#### Goal of the exercise:
Set the data down again, exactly as it reads, but without the pictures.

#### The input:
****

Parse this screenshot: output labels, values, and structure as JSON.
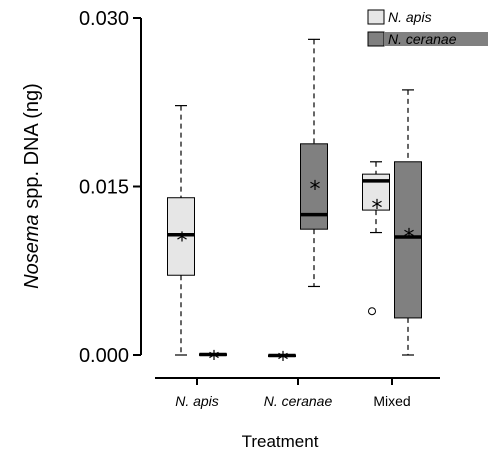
{
  "chart_data": {
    "type": "boxplot",
    "title": "",
    "xlabel": "Treatment",
    "ylabel_prefix": "Nosema",
    "ylabel_suffix": " spp. DNA (ng)",
    "ylim": [
      0.0,
      0.03
    ],
    "yticks": [
      0.0,
      0.015,
      0.03
    ],
    "ytick_labels": [
      "0.000",
      "0.015",
      "0.030"
    ],
    "categories": [
      "N. apis",
      "N. ceranae",
      "Mixed"
    ],
    "legend": {
      "position": "top-right",
      "entries": [
        {
          "name": "N. apis",
          "color": "#e6e6e6"
        },
        {
          "name": "N. ceranae",
          "color": "#808080"
        }
      ]
    },
    "mean_marker": "*",
    "outlier_marker": "o",
    "boxes": [
      {
        "category": "N. apis",
        "series": "N. apis",
        "min": 0.0,
        "q1": 0.0071,
        "median": 0.0107,
        "q3": 0.014,
        "max": 0.0222,
        "mean": 0.0106,
        "outliers": []
      },
      {
        "category": "N. apis",
        "series": "N. ceranae",
        "min": 0.0,
        "q1": 0.0,
        "median": 5e-05,
        "q3": 0.0001,
        "max": 0.0001,
        "mean": 5e-05,
        "outliers": []
      },
      {
        "category": "N. ceranae",
        "series": "N. apis",
        "min": -0.0001,
        "q1": -0.0001,
        "median": -5e-05,
        "q3": 0.0,
        "max": 0.0,
        "mean": -5e-05,
        "outliers": []
      },
      {
        "category": "N. ceranae",
        "series": "N. ceranae",
        "min": 0.0061,
        "q1": 0.0112,
        "median": 0.0125,
        "q3": 0.0188,
        "max": 0.0281,
        "mean": 0.0152,
        "outliers": []
      },
      {
        "category": "Mixed",
        "series": "N. apis",
        "min": 0.0109,
        "q1": 0.0129,
        "median": 0.0155,
        "q3": 0.0161,
        "max": 0.0172,
        "mean": 0.0135,
        "outliers": [
          0.0039
        ]
      },
      {
        "category": "Mixed",
        "series": "N. ceranae",
        "min": 0.0,
        "q1": 0.0033,
        "median": 0.0105,
        "q3": 0.0172,
        "max": 0.0236,
        "mean": 0.0109,
        "outliers": []
      }
    ],
    "colors": {
      "n_apis": "#e6e6e6",
      "n_ceranae": "#808080",
      "stroke": "#000000"
    }
  }
}
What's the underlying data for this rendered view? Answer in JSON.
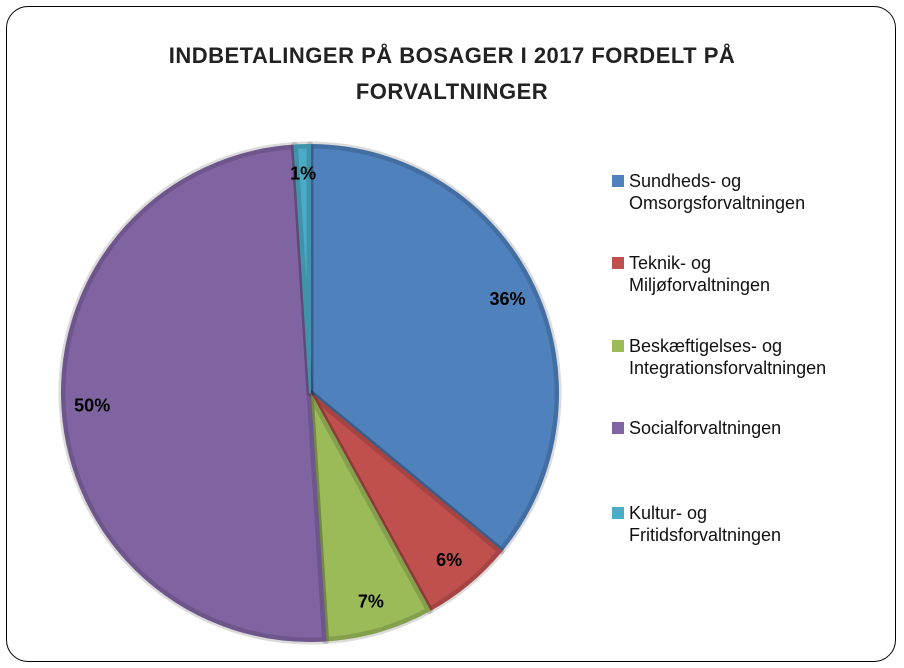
{
  "chart_data": {
    "type": "pie",
    "title": "INDBETALINGER PÅ BOSAGER I 2017 FORDELT PÅ FORVALTNINGER",
    "categories": [
      "Sundheds- og Omsorgsforvaltningen",
      "Teknik- og Miljøforvaltningen",
      "Beskæftigelses- og Integrationsforvaltningen",
      "Socialforvaltningen",
      "Kultur- og Fritidsforvaltningen"
    ],
    "values": [
      36,
      6,
      7,
      50,
      1
    ],
    "value_labels": [
      "36%",
      "6%",
      "7%",
      "50%",
      "1%"
    ],
    "colors": [
      "#4f81bd",
      "#c0504d",
      "#9bbb59",
      "#8064a2",
      "#4bacc6"
    ],
    "legend": "right"
  }
}
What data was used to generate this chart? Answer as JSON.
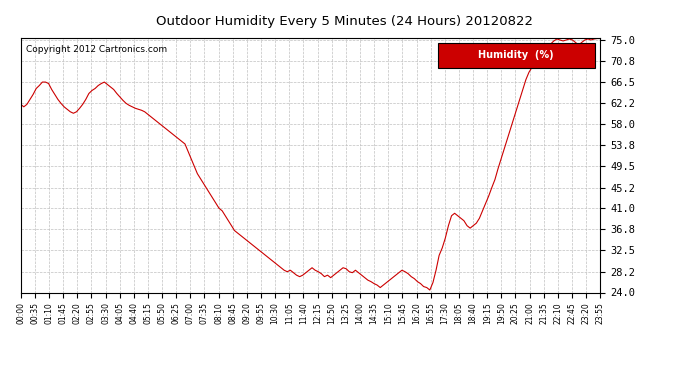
{
  "title": "Outdoor Humidity Every 5 Minutes (24 Hours) 20120822",
  "copyright": "Copyright 2012 Cartronics.com",
  "legend_label": "Humidity  (%)",
  "legend_bg": "#cc0000",
  "legend_text_color": "#ffffff",
  "line_color": "#cc0000",
  "background_color": "#ffffff",
  "grid_color": "#c0c0c0",
  "ylim": [
    24.0,
    75.5
  ],
  "yticks": [
    24.0,
    28.2,
    32.5,
    36.8,
    41.0,
    45.2,
    49.5,
    53.8,
    58.0,
    62.2,
    66.5,
    70.8,
    75.0
  ],
  "xtick_labels": [
    "00:00",
    "00:35",
    "01:10",
    "01:45",
    "02:20",
    "02:55",
    "03:30",
    "04:05",
    "04:40",
    "05:15",
    "05:50",
    "06:25",
    "07:00",
    "07:35",
    "08:10",
    "08:45",
    "09:20",
    "09:55",
    "10:30",
    "11:05",
    "11:40",
    "12:15",
    "12:50",
    "13:25",
    "14:00",
    "14:35",
    "15:10",
    "15:45",
    "16:20",
    "16:55",
    "17:30",
    "18:05",
    "18:40",
    "19:15",
    "19:50",
    "20:25",
    "21:00",
    "21:35",
    "22:10",
    "22:45",
    "23:20",
    "23:55"
  ],
  "humidity_values": [
    62.0,
    61.5,
    62.0,
    63.0,
    64.0,
    65.2,
    65.8,
    66.5,
    66.5,
    66.2,
    65.0,
    64.0,
    63.0,
    62.2,
    61.5,
    61.0,
    60.5,
    60.2,
    60.5,
    61.2,
    62.0,
    63.0,
    64.2,
    64.8,
    65.2,
    65.8,
    66.2,
    66.5,
    66.0,
    65.5,
    65.0,
    64.2,
    63.5,
    62.8,
    62.2,
    61.8,
    61.5,
    61.2,
    61.0,
    60.8,
    60.5,
    60.0,
    59.5,
    59.0,
    58.5,
    58.0,
    57.5,
    57.0,
    56.5,
    56.0,
    55.5,
    55.0,
    54.5,
    54.0,
    52.5,
    51.0,
    49.5,
    48.0,
    47.0,
    46.0,
    45.0,
    44.0,
    43.0,
    42.0,
    41.0,
    40.5,
    39.5,
    38.5,
    37.5,
    36.5,
    36.0,
    35.5,
    35.0,
    34.5,
    34.0,
    33.5,
    33.0,
    32.5,
    32.0,
    31.5,
    31.0,
    30.5,
    30.0,
    29.5,
    29.0,
    28.5,
    28.2,
    28.5,
    28.0,
    27.5,
    27.2,
    27.5,
    28.0,
    28.5,
    29.0,
    28.5,
    28.2,
    27.8,
    27.2,
    27.5,
    27.0,
    27.5,
    28.0,
    28.5,
    29.0,
    28.8,
    28.2,
    28.0,
    28.5,
    28.0,
    27.5,
    27.0,
    26.5,
    26.2,
    25.8,
    25.5,
    25.0,
    25.5,
    26.0,
    26.5,
    27.0,
    27.5,
    28.0,
    28.5,
    28.2,
    27.8,
    27.2,
    26.8,
    26.2,
    25.8,
    25.2,
    25.0,
    24.5,
    26.0,
    28.5,
    31.5,
    33.0,
    35.0,
    37.5,
    39.5,
    40.0,
    39.5,
    39.0,
    38.5,
    37.5,
    37.0,
    37.5,
    38.0,
    39.0,
    40.5,
    42.0,
    43.5,
    45.2,
    46.8,
    49.0,
    51.0,
    53.0,
    55.0,
    57.0,
    59.0,
    61.0,
    63.0,
    65.0,
    67.0,
    68.5,
    69.5,
    70.5,
    71.5,
    72.5,
    73.2,
    73.8,
    74.2,
    74.8,
    75.2,
    75.0,
    74.8,
    75.0,
    75.2,
    75.0,
    74.5,
    74.0,
    74.5,
    75.0,
    75.2,
    75.0,
    75.2,
    75.3,
    75.3
  ]
}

****

#### Problem solution:
Parse this screenshot: output labels, values, and structure as JSON.
{
  "chart_data": {
    "type": "boxplot",
    "title": "",
    "xlabel": "Treatment",
    "ylabel_prefix": "Nosema",
    "ylabel_suffix": " spp. DNA (ng)",
    "ylim": [
      0.0,
      0.03
    ],
    "yticks": [
      0.0,
      0.015,
      0.03
    ],
    "ytick_labels": [
      "0.000",
      "0.015",
      "0.030"
    ],
    "categories": [
      "N. apis",
      "N. ceranae",
      "Mixed"
    ],
    "legend": {
      "position": "top-right",
      "entries": [
        {
          "name": "N. apis",
          "color": "#e6e6e6"
        },
        {
          "name": "N. ceranae",
          "color": "#808080"
        }
      ]
    },
    "mean_marker": "*",
    "outlier_marker": "o",
    "boxes": [
      {
        "category": "N. apis",
        "series": "N. apis",
        "min": 0.0,
        "q1": 0.0071,
        "median": 0.0107,
        "q3": 0.014,
        "max": 0.0222,
        "mean": 0.0106,
        "outliers": []
      },
      {
        "category": "N. apis",
        "series": "N. ceranae",
        "min": 0.0,
        "q1": 0.0,
        "median": 5e-05,
        "q3": 0.0001,
        "max": 0.0001,
        "mean": 5e-05,
        "outliers": []
      },
      {
        "category": "N. ceranae",
        "series": "N. apis",
        "min": -0.0001,
        "q1": -0.0001,
        "median": -5e-05,
        "q3": 0.0,
        "max": 0.0,
        "mean": -5e-05,
        "outliers": []
      },
      {
        "category": "N. ceranae",
        "series": "N. ceranae",
        "min": 0.0061,
        "q1": 0.0112,
        "median": 0.0125,
        "q3": 0.0188,
        "max": 0.0281,
        "mean": 0.0152,
        "outliers": []
      },
      {
        "category": "Mixed",
        "series": "N. apis",
        "min": 0.0109,
        "q1": 0.0129,
        "median": 0.0155,
        "q3": 0.0161,
        "max": 0.0172,
        "mean": 0.0135,
        "outliers": [
          0.0039
        ]
      },
      {
        "category": "Mixed",
        "series": "N. ceranae",
        "min": 0.0,
        "q1": 0.0033,
        "median": 0.0105,
        "q3": 0.0172,
        "max": 0.0236,
        "mean": 0.0109,
        "outliers": []
      }
    ],
    "colors": {
      "n_apis": "#e6e6e6",
      "n_ceranae": "#808080",
      "stroke": "#000000"
    }
  }
}
What's the underlying data for this rendered view? Answer in JSON.
{
  "chart_data": {
    "type": "pie",
    "title": "INDBETALINGER PÅ BOSAGER I 2017 FORDELT PÅ FORVALTNINGER",
    "categories": [
      "Sundheds- og Omsorgsforvaltningen",
      "Teknik- og Miljøforvaltningen",
      "Beskæftigelses- og Integrationsforvaltningen",
      "Socialforvaltningen",
      "Kultur- og Fritidsforvaltningen"
    ],
    "values": [
      36,
      6,
      7,
      50,
      1
    ],
    "value_labels": [
      "36%",
      "6%",
      "7%",
      "50%",
      "1%"
    ],
    "colors": [
      "#4f81bd",
      "#c0504d",
      "#9bbb59",
      "#8064a2",
      "#4bacc6"
    ],
    "legend": "right"
  }
}
What data was used to generate this chart? Answer as JSON.
{
  "title": "Outdoor Humidity Every 5 Minutes (24 Hours) 20120822",
  "copyright": "Copyright 2012 Cartronics.com",
  "legend_label": "Humidity  (%)",
  "legend_bg": "#cc0000",
  "legend_text_color": "#ffffff",
  "line_color": "#cc0000",
  "background_color": "#ffffff",
  "grid_color": "#c0c0c0",
  "ylim": [
    24.0,
    75.5
  ],
  "yticks": [
    24.0,
    28.2,
    32.5,
    36.8,
    41.0,
    45.2,
    49.5,
    53.8,
    58.0,
    62.2,
    66.5,
    70.8,
    75.0
  ],
  "xtick_labels": [
    "00:00",
    "00:35",
    "01:10",
    "01:45",
    "02:20",
    "02:55",
    "03:30",
    "04:05",
    "04:40",
    "05:15",
    "05:50",
    "06:25",
    "07:00",
    "07:35",
    "08:10",
    "08:45",
    "09:20",
    "09:55",
    "10:30",
    "11:05",
    "11:40",
    "12:15",
    "12:50",
    "13:25",
    "14:00",
    "14:35",
    "15:10",
    "15:45",
    "16:20",
    "16:55",
    "17:30",
    "18:05",
    "18:40",
    "19:15",
    "19:50",
    "20:25",
    "21:00",
    "21:35",
    "22:10",
    "22:45",
    "23:20",
    "23:55"
  ],
  "humidity_values": [
    62.0,
    61.5,
    62.0,
    63.0,
    64.0,
    65.2,
    65.8,
    66.5,
    66.5,
    66.2,
    65.0,
    64.0,
    63.0,
    62.2,
    61.5,
    61.0,
    60.5,
    60.2,
    60.5,
    61.2,
    62.0,
    63.0,
    64.2,
    64.8,
    65.2,
    65.8,
    66.2,
    66.5,
    66.0,
    65.5,
    65.0,
    64.2,
    63.5,
    62.8,
    62.2,
    61.8,
    61.5,
    61.2,
    61.0,
    60.8,
    60.5,
    60.0,
    59.5,
    59.0,
    58.5,
    58.0,
    57.5,
    57.0,
    56.5,
    56.0,
    55.5,
    55.0,
    54.5,
    54.0,
    52.5,
    51.0,
    49.5,
    48.0,
    47.0,
    46.0,
    45.0,
    44.0,
    43.0,
    42.0,
    41.0,
    40.5,
    39.5,
    38.5,
    37.5,
    36.5,
    36.0,
    35.5,
    35.0,
    34.5,
    34.0,
    33.5,
    33.0,
    32.5,
    32.0,
    31.5,
    31.0,
    30.5,
    30.0,
    29.5,
    29.0,
    28.5,
    28.2,
    28.5,
    28.0,
    27.5,
    27.2,
    27.5,
    28.0,
    28.5,
    29.0,
    28.5,
    28.2,
    27.8,
    27.2,
    27.5,
    27.0,
    27.5,
    28.0,
    28.5,
    29.0,
    28.8,
    28.2,
    28.0,
    28.5,
    28.0,
    27.5,
    27.0,
    26.5,
    26.2,
    25.8,
    25.5,
    25.0,
    25.5,
    26.0,
    26.5,
    27.0,
    27.5,
    28.0,
    28.5,
    28.2,
    27.8,
    27.2,
    26.8,
    26.2,
    25.8,
    25.2,
    25.0,
    24.5,
    26.0,
    28.5,
    31.5,
    33.0,
    35.0,
    37.5,
    39.5,
    40.0,
    39.5,
    39.0,
    38.5,
    37.5,
    37.0,
    37.5,
    38.0,
    39.0,
    40.5,
    42.0,
    43.5,
    45.2,
    46.8,
    49.0,
    51.0,
    53.0,
    55.0,
    57.0,
    59.0,
    61.0,
    63.0,
    65.0,
    67.0,
    68.5,
    69.5,
    70.5,
    71.5,
    72.5,
    73.2,
    73.8,
    74.2,
    74.8,
    75.2,
    75.0,
    74.8,
    75.0,
    75.2,
    75.0,
    74.5,
    74.0,
    74.5,
    75.0,
    75.2,
    75.0,
    75.2,
    75.3,
    75.3
  ]
}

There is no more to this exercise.